» OBJECTIVE
Gather all lines in the entries that include the word "this".

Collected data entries
========================================================================

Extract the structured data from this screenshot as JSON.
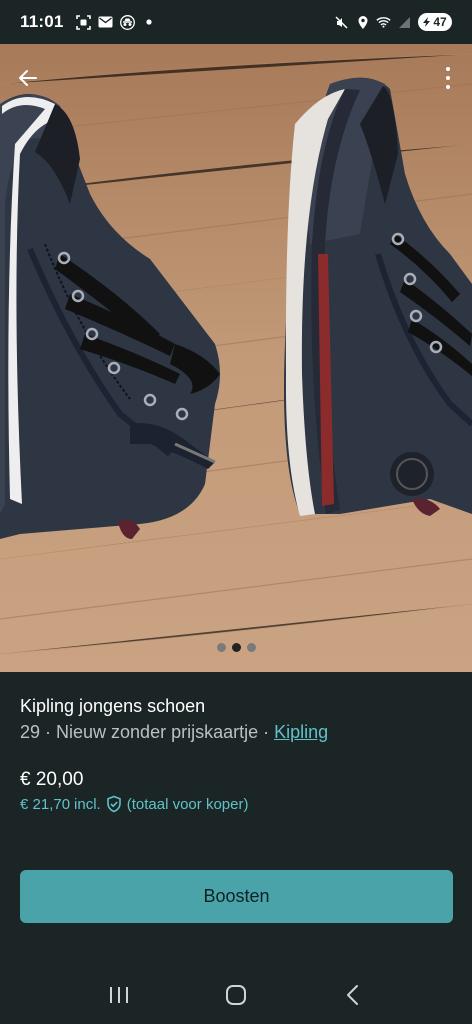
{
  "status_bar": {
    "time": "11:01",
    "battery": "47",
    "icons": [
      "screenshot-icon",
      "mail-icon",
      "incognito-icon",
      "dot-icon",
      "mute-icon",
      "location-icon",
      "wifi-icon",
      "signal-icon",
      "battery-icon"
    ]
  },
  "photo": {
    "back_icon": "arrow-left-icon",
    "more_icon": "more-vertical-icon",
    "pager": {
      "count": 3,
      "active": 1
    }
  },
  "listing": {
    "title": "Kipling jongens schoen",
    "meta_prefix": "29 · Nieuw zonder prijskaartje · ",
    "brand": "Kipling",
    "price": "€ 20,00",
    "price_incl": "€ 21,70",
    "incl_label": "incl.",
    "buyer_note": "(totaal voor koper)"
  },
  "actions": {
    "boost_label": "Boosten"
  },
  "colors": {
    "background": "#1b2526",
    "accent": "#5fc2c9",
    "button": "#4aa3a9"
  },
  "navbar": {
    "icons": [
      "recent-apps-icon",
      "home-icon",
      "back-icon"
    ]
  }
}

========================================================================

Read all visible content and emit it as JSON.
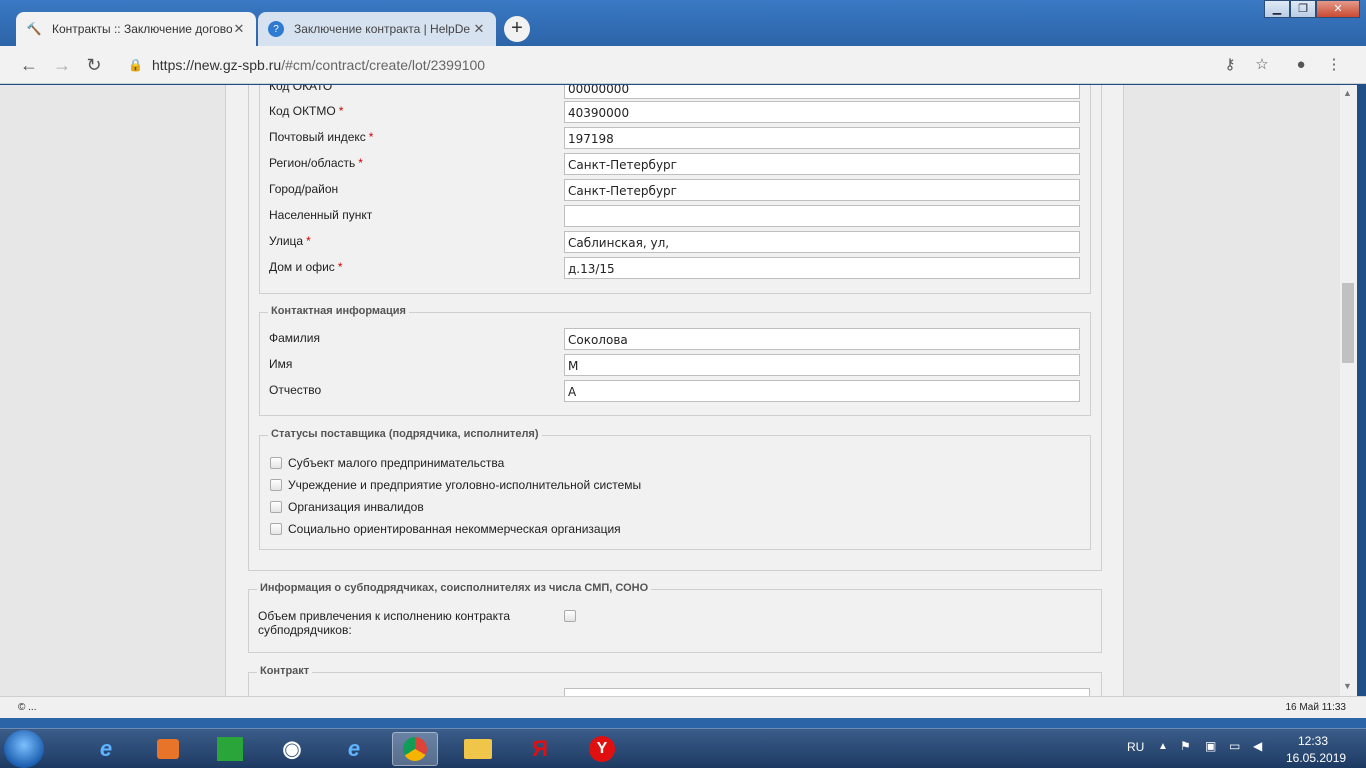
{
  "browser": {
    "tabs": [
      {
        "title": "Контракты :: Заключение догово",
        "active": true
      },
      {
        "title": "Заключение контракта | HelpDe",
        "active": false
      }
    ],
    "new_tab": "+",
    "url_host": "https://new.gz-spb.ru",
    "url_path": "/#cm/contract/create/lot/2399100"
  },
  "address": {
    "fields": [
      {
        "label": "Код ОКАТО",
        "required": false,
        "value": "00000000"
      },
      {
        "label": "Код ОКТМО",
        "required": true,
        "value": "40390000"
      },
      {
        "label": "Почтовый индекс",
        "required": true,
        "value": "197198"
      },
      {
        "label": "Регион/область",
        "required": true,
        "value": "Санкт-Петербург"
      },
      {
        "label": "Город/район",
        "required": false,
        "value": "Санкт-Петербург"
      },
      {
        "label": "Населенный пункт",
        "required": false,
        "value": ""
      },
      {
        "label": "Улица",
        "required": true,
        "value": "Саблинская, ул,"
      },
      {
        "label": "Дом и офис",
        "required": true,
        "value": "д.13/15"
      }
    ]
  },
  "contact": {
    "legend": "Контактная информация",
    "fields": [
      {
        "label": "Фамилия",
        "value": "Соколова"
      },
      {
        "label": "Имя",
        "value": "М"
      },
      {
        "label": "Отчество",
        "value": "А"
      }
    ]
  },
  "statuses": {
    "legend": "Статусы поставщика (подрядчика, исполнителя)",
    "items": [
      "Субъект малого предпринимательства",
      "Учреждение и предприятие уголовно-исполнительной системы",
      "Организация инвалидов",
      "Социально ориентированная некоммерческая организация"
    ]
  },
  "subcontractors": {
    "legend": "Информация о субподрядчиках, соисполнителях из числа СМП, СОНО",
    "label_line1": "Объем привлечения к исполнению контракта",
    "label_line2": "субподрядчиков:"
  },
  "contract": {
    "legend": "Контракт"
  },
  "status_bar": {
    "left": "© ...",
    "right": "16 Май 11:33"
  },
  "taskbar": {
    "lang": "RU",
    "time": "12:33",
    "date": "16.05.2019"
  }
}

========================================================================

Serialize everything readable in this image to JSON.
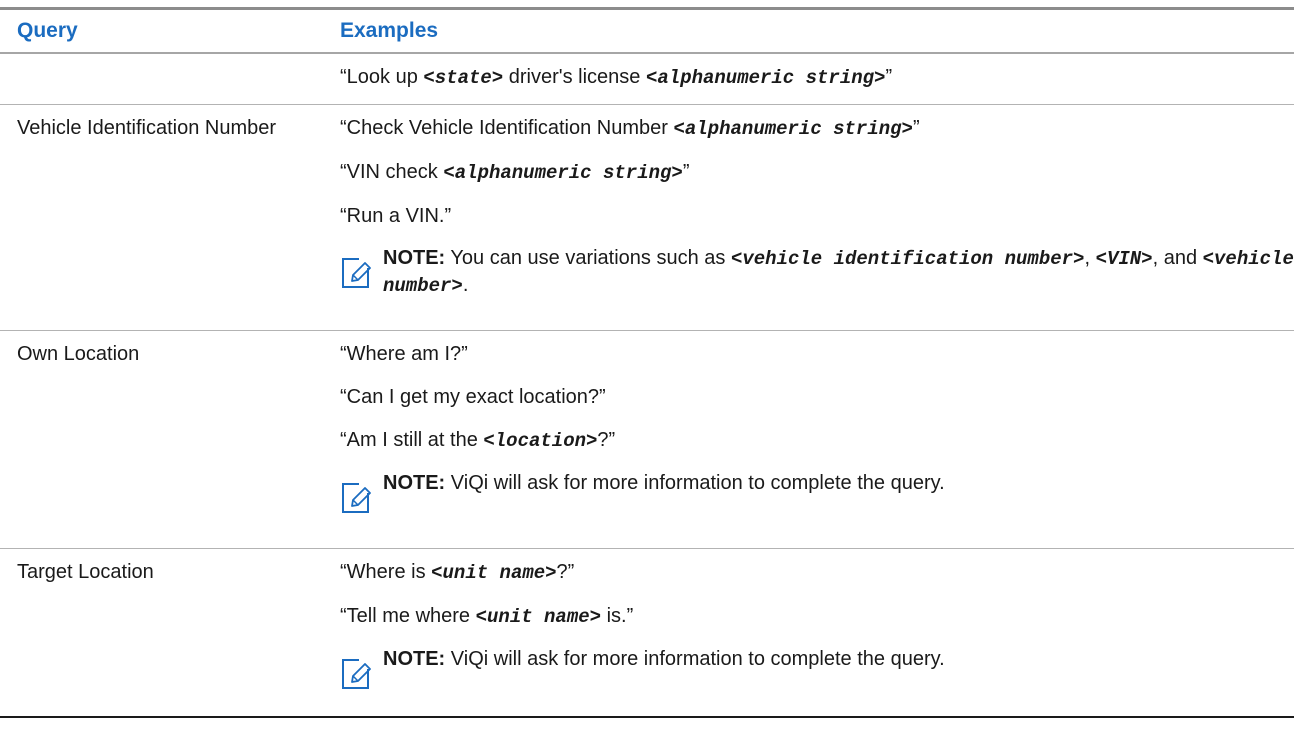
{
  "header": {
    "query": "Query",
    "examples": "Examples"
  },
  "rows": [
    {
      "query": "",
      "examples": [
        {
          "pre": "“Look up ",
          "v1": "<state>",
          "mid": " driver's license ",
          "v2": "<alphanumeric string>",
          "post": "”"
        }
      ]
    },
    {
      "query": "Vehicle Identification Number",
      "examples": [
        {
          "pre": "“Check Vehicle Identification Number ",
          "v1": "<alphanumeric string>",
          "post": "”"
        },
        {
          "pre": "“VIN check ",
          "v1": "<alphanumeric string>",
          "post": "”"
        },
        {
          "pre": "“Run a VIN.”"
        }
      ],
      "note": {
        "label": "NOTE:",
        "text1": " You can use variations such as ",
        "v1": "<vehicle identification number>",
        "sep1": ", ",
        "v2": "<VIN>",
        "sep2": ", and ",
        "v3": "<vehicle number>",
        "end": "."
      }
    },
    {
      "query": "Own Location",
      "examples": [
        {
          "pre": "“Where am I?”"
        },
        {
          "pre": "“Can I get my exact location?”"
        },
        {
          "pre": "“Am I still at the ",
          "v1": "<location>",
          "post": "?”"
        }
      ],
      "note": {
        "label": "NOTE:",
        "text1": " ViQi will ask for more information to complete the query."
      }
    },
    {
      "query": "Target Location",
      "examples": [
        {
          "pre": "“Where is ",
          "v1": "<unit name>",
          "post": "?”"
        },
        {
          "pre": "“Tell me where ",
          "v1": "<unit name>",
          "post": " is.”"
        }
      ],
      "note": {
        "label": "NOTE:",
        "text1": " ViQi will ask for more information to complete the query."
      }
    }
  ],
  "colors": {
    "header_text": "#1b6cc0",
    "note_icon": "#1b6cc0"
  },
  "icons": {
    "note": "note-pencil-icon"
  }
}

========================================================================

» ANSWER IN FULL
Extract the structured data from this screenshot as JSON.
Serialize everything readable in this image to JSON.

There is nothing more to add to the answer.